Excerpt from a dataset
● ● ● ● ● ● ●
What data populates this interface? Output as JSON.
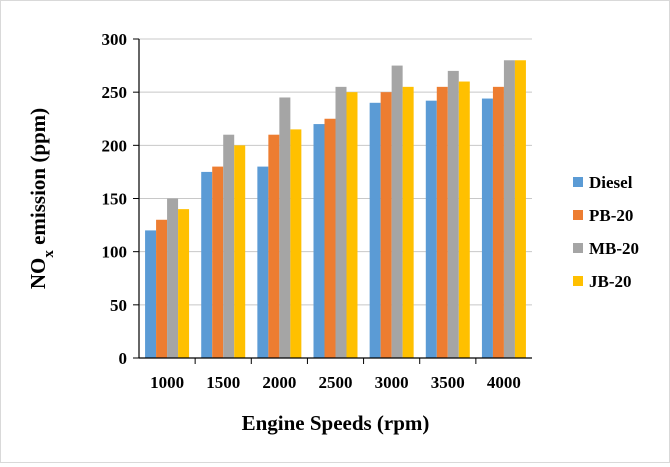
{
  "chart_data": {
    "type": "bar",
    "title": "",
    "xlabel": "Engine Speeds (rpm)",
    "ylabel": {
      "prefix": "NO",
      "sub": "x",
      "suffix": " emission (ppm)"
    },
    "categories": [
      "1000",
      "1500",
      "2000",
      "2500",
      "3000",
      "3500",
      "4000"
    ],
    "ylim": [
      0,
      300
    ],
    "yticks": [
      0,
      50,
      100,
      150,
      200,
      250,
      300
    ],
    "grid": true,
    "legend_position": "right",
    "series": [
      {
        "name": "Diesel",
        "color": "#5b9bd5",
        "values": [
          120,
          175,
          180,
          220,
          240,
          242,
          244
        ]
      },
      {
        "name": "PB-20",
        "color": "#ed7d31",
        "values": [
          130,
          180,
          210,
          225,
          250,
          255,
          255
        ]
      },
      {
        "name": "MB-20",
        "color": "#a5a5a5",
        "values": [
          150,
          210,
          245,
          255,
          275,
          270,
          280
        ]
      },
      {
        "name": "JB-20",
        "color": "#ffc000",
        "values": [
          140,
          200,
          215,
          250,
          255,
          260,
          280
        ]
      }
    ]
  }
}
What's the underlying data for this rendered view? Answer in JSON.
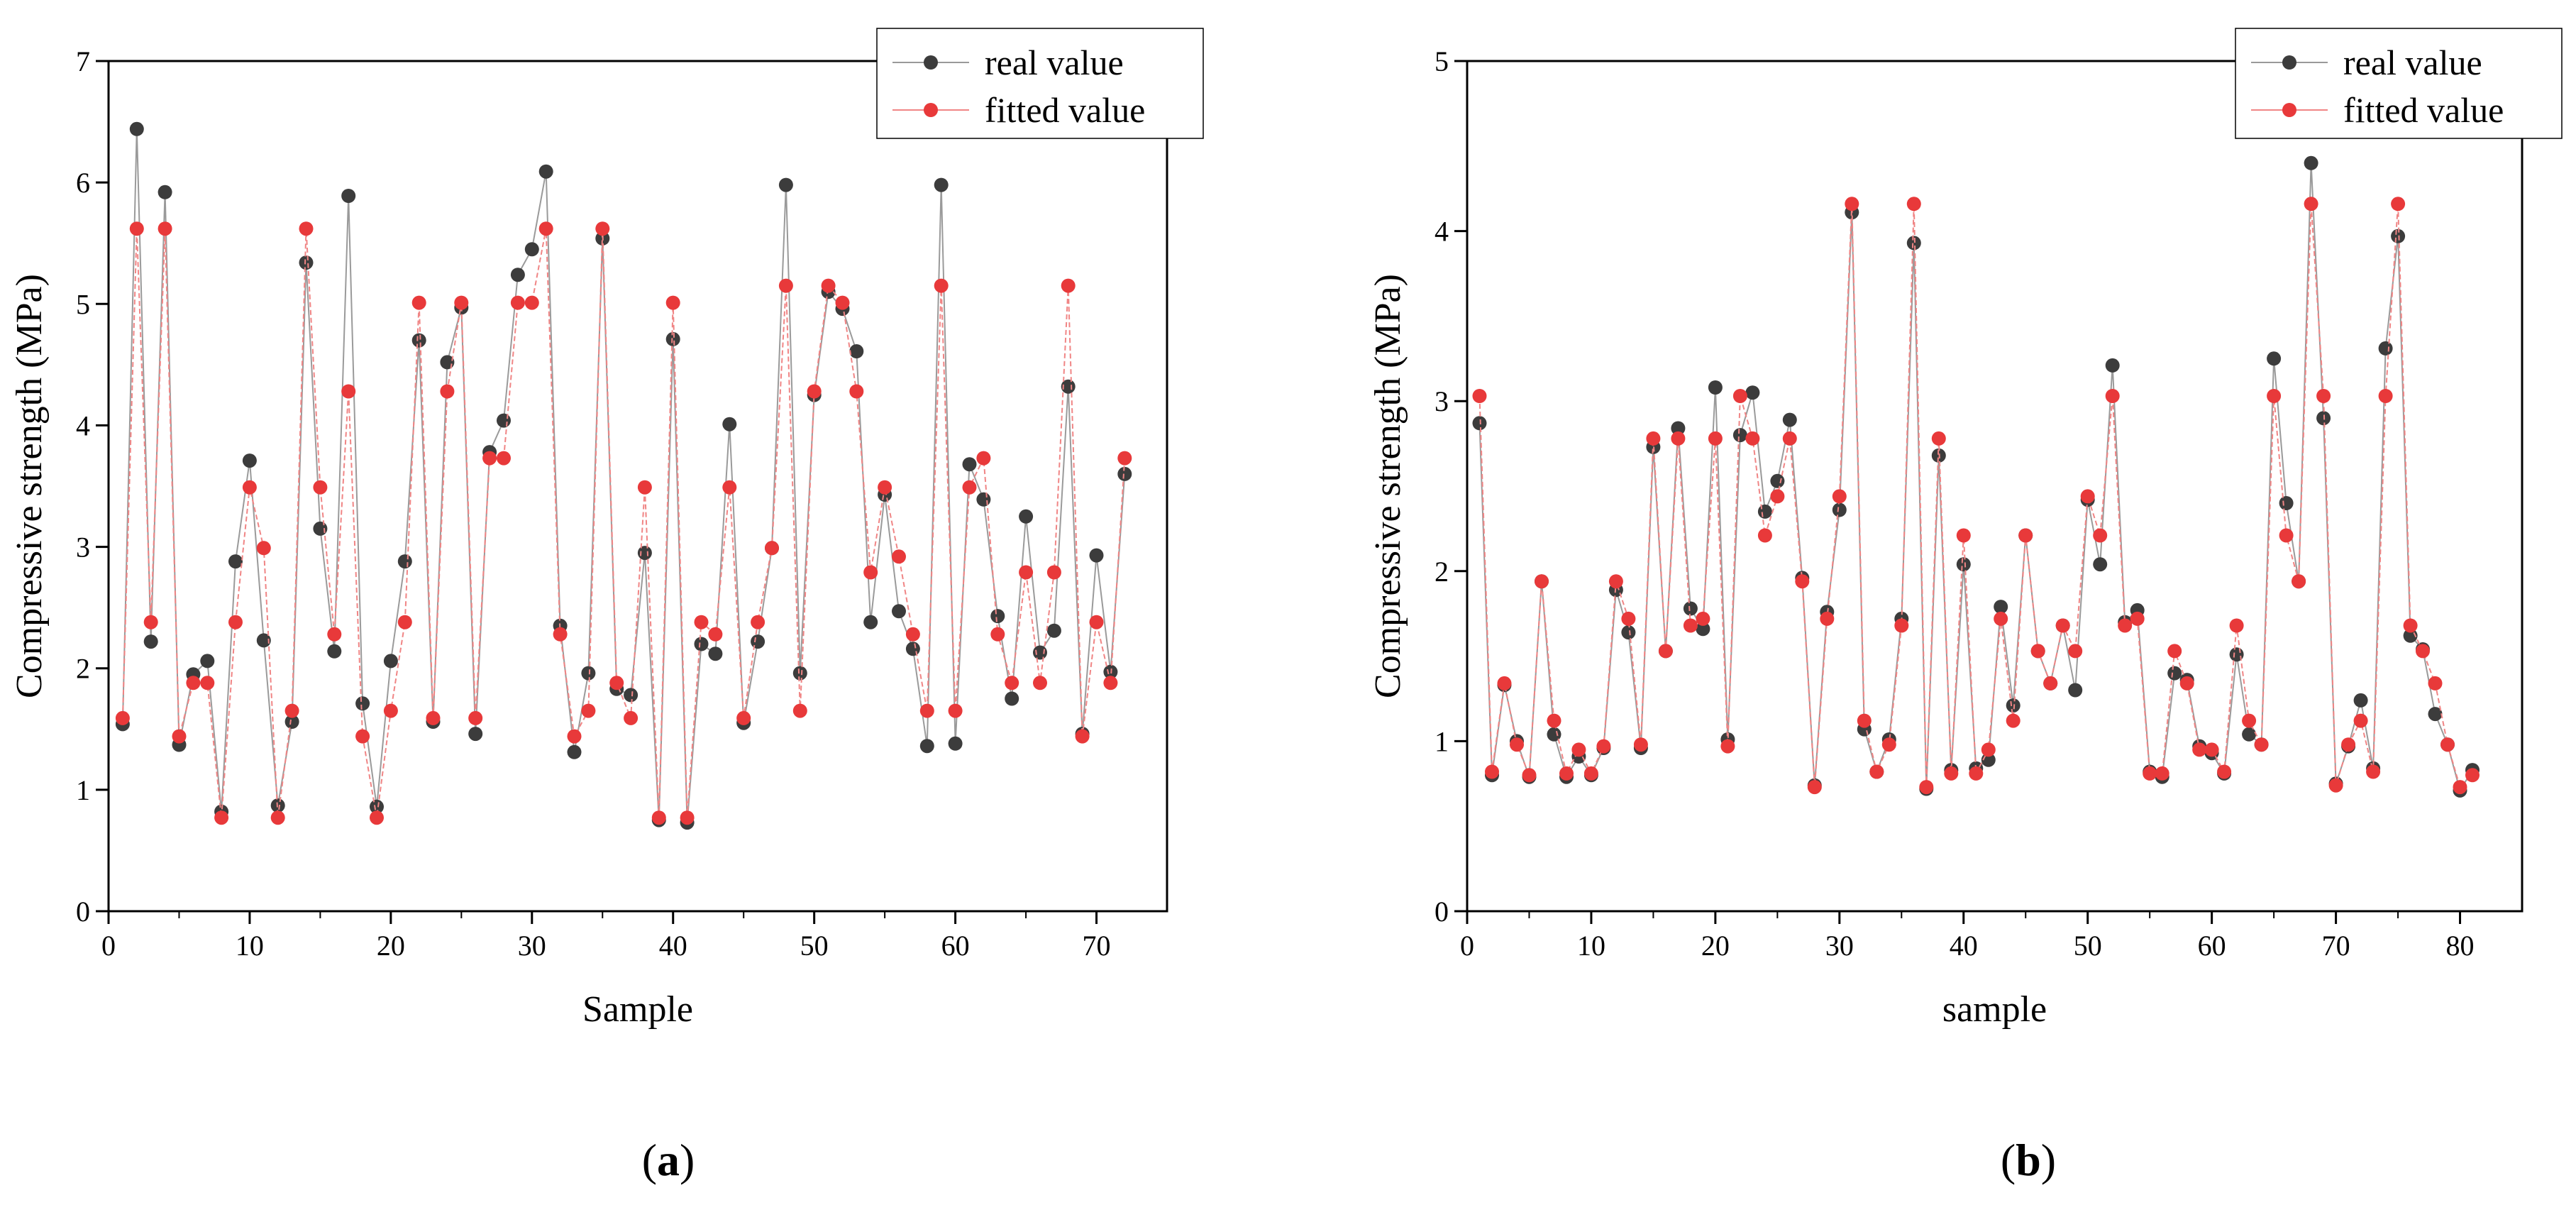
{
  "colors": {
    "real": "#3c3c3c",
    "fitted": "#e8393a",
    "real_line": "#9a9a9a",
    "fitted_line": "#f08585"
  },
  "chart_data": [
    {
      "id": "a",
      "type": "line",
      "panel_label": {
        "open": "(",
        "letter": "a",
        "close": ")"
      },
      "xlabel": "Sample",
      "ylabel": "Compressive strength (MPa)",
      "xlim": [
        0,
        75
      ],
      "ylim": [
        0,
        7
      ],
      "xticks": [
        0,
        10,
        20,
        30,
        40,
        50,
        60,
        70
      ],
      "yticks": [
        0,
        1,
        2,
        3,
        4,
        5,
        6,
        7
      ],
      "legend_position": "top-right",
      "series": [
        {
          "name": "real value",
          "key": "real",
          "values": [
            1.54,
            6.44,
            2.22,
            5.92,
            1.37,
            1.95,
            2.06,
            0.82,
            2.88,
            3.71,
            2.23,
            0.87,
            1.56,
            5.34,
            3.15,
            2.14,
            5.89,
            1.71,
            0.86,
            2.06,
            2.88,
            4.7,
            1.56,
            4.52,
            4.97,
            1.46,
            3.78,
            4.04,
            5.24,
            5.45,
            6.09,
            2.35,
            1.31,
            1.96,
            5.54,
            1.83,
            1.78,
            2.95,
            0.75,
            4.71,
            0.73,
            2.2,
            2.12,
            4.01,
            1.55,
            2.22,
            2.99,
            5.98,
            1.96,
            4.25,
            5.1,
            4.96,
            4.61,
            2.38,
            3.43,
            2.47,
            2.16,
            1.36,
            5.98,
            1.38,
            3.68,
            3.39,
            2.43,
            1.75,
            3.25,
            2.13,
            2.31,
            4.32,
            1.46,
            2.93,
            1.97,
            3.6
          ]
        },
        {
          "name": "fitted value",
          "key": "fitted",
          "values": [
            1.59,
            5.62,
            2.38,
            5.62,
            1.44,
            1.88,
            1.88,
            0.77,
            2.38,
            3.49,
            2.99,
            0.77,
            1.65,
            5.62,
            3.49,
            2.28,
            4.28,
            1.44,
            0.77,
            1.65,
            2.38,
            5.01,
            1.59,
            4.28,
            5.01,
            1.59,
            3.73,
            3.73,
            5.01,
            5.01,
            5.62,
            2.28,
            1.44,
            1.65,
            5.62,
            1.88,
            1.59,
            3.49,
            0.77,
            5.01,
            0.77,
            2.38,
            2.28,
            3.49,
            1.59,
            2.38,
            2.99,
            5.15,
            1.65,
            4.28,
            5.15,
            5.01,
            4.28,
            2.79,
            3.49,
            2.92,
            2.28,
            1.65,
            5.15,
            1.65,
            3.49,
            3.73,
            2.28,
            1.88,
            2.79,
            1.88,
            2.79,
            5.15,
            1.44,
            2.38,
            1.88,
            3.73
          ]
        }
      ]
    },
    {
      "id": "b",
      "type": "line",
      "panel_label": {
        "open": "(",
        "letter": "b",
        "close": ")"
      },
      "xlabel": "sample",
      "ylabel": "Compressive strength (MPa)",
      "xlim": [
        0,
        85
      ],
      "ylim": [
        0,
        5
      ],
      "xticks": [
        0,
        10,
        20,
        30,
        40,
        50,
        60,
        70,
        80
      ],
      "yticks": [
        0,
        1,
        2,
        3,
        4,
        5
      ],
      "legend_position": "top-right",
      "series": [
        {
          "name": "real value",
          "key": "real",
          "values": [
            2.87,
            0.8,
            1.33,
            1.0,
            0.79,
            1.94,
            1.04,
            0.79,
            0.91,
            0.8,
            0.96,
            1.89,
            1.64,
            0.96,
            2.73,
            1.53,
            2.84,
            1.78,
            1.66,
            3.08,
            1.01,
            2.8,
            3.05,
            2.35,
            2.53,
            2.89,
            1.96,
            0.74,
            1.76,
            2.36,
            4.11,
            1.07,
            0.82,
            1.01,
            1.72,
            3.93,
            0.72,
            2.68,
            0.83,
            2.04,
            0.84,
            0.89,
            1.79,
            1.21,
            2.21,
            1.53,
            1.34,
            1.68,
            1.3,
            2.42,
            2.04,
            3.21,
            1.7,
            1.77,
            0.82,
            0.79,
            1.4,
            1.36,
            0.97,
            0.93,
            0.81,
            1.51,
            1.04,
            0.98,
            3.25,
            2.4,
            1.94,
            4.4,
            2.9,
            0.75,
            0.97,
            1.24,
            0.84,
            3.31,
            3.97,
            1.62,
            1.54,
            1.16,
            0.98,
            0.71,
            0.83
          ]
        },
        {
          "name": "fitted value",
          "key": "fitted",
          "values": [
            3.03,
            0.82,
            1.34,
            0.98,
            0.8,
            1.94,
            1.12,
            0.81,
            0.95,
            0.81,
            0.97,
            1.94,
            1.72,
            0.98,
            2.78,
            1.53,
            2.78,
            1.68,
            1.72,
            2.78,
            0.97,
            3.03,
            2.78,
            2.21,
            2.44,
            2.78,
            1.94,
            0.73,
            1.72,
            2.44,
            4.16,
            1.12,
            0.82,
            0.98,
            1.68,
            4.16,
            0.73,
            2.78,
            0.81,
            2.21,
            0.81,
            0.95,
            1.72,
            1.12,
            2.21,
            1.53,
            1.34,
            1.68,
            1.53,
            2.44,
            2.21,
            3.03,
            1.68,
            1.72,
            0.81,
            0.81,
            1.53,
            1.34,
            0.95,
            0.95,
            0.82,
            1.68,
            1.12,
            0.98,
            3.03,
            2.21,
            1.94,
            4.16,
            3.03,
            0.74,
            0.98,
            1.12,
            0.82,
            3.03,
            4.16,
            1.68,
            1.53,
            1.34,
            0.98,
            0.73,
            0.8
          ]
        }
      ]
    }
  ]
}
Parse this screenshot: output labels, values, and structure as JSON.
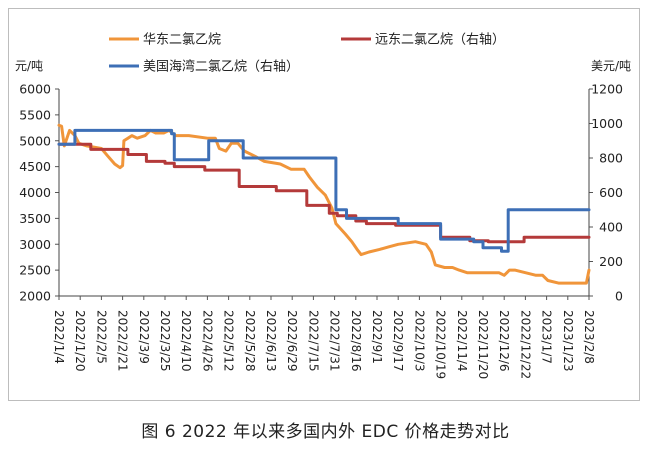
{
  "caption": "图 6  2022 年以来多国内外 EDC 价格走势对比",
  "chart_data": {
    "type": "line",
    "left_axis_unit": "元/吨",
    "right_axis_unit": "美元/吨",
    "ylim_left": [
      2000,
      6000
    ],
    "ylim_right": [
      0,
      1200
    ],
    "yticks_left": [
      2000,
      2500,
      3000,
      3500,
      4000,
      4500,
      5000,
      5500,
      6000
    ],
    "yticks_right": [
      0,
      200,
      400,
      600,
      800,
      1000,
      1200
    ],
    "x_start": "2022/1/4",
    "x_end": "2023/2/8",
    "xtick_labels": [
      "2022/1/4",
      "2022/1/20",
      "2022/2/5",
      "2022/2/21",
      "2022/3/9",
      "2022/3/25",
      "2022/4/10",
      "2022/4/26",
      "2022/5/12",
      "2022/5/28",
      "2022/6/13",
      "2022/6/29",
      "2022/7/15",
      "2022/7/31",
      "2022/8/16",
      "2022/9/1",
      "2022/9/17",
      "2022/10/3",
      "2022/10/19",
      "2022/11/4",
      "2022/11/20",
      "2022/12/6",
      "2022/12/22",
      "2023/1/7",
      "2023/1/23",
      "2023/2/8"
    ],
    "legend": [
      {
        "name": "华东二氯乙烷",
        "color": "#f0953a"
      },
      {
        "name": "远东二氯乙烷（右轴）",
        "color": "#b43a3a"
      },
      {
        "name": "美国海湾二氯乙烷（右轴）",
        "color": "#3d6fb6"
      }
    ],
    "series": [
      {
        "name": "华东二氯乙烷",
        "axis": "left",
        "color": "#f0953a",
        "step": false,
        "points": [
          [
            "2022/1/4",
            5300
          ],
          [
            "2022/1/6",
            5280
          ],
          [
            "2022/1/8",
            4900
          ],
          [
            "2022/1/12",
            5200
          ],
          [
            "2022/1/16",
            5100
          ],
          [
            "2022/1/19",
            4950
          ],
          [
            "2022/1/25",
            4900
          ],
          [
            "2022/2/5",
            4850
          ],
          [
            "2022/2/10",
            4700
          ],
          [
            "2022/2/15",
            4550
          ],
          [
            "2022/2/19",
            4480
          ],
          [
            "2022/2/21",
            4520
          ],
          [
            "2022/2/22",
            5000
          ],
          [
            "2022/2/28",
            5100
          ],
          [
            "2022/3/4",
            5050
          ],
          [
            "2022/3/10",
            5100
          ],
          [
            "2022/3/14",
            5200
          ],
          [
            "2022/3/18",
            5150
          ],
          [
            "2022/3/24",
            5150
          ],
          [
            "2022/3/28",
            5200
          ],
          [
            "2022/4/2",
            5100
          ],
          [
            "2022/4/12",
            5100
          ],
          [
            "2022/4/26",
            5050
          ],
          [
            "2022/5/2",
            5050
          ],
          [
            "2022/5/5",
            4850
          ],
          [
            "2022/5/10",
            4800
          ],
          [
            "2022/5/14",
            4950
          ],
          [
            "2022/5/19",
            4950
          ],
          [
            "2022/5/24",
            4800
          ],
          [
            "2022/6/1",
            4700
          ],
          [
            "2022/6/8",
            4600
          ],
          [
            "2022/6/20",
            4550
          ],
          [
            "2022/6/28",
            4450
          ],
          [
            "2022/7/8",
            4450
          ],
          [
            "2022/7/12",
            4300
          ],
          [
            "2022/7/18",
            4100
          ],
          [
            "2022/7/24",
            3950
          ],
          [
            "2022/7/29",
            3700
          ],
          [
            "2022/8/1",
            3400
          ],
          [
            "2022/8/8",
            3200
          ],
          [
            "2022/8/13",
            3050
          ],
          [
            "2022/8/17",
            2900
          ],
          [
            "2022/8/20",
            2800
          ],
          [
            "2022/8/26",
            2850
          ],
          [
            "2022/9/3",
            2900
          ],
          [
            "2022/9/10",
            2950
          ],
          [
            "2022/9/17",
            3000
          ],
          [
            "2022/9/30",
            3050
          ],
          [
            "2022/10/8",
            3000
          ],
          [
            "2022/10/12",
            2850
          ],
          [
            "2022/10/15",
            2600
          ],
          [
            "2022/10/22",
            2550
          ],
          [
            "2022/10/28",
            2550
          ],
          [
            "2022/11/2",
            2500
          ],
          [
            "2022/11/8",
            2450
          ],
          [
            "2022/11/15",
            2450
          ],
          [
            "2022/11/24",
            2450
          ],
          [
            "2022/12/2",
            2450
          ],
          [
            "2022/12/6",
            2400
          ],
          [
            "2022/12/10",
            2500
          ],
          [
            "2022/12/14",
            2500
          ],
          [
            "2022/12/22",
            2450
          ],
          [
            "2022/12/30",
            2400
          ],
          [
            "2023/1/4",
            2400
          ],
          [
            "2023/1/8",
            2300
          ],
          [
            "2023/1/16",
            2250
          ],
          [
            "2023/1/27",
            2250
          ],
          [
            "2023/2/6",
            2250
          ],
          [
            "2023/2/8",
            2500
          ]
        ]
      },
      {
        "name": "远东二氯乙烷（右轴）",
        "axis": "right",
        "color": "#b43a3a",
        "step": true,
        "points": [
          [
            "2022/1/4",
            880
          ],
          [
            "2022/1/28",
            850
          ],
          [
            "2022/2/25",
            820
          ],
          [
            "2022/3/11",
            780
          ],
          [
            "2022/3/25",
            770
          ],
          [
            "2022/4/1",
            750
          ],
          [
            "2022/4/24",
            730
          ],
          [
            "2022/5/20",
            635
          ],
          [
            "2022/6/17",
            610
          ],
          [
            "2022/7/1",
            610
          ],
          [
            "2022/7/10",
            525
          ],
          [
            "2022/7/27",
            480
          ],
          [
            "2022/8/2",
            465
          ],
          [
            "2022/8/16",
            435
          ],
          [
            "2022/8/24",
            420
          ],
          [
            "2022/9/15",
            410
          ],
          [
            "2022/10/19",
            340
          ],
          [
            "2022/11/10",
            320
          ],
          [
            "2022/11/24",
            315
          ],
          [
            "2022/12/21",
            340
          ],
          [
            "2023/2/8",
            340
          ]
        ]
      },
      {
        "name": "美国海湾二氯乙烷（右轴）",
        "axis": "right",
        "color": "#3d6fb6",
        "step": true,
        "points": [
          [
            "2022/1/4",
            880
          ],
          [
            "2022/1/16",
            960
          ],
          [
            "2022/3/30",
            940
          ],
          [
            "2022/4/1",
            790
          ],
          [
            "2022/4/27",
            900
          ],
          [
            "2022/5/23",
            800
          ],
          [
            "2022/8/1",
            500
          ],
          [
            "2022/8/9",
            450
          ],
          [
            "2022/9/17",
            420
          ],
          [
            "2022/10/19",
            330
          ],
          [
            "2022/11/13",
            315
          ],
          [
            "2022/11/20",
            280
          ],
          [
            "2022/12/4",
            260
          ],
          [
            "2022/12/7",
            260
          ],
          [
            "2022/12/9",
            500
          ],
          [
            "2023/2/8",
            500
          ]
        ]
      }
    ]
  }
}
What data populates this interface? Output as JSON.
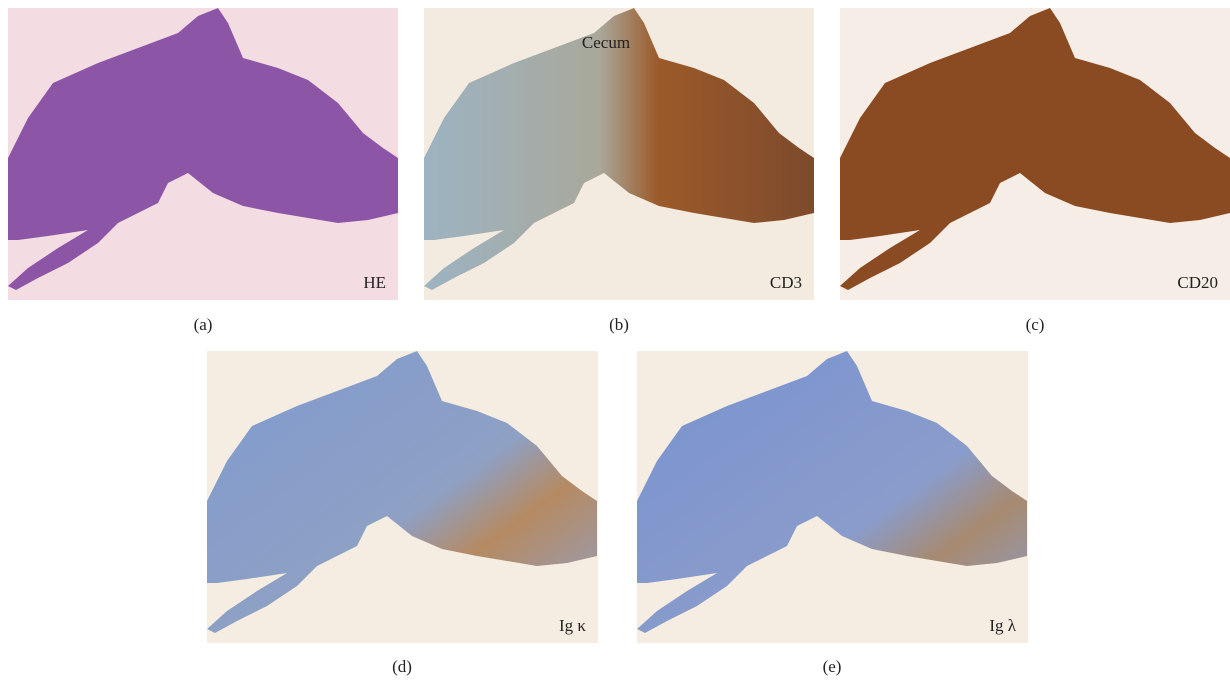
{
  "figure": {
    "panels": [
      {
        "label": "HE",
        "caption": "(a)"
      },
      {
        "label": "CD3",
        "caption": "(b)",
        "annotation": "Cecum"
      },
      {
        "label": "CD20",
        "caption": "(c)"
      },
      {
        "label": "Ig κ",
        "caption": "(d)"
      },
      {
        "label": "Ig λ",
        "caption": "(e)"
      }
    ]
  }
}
● ● ● ● ● ● ●
__Short exercise__. For the data above, state how many lines contain "caption"; the number is the whole answer.

__Reply__. 6